→ Set task
In the entries below, find every line with "提速发展" and copy it.

→ Stored records

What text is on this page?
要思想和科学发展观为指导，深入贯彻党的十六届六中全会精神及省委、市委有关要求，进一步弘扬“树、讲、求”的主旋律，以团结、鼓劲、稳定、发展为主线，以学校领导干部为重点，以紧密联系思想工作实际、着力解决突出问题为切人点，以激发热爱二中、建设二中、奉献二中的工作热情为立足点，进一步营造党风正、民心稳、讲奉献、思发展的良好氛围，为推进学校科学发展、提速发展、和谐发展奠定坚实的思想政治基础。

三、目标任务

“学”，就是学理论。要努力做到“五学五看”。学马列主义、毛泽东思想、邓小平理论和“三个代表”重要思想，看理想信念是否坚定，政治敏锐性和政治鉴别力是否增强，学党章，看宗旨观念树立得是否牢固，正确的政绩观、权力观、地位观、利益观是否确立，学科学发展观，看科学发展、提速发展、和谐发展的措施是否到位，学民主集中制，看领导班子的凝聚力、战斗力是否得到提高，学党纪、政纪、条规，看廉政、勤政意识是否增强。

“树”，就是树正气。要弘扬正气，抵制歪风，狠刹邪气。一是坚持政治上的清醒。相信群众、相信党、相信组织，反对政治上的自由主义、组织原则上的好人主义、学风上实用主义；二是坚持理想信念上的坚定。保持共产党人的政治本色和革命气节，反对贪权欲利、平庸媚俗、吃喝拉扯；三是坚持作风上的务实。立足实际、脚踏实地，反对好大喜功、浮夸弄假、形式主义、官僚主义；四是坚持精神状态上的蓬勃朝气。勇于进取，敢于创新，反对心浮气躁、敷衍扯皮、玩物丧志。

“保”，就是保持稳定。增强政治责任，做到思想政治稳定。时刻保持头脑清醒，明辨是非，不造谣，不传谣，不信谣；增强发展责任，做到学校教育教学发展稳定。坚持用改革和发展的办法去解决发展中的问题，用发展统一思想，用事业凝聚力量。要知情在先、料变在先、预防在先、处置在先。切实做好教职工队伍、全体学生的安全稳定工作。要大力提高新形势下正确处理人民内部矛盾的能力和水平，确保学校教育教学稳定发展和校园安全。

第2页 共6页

→ Full answer
要思想和科学发展观为指导，深入贯彻党的十六届六中全会精神及省委、市委有关要求，进一步弘扬“树、讲、求”的主旋律，以团结、鼓劲、稳定、发展为主线，以学校领导干部为重点，以紧密联系思想工作实际、着力解决突出问题为切人点，以激发热爱二中、建设二中、奉献二中的工作热情为立足点，进一步营造党风正、民心稳、讲奉献、思发展的良好氛围，为推进学校科学发展、提速发展、和谐发展奠定坚实的思想政治基础。
“学”，就是学理论。要努力做到“五学五看”。学马列主义、毛泽东思想、邓小平理论和“三个代表”重要思想，看理想信念是否坚定，政治敏锐性和政治鉴别力是否增强，学党章，看宗旨观念树立得是否牢固，正确的政绩观、权力观、地位观、利益观是否确立，学科学发展观，看科学发展、提速发展、和谐发展的措施是否到位，学民主集中制，看领导班子的凝聚力、战斗力是否得到提高，学党纪、政纪、条规，看廉政、勤政意识是否增强。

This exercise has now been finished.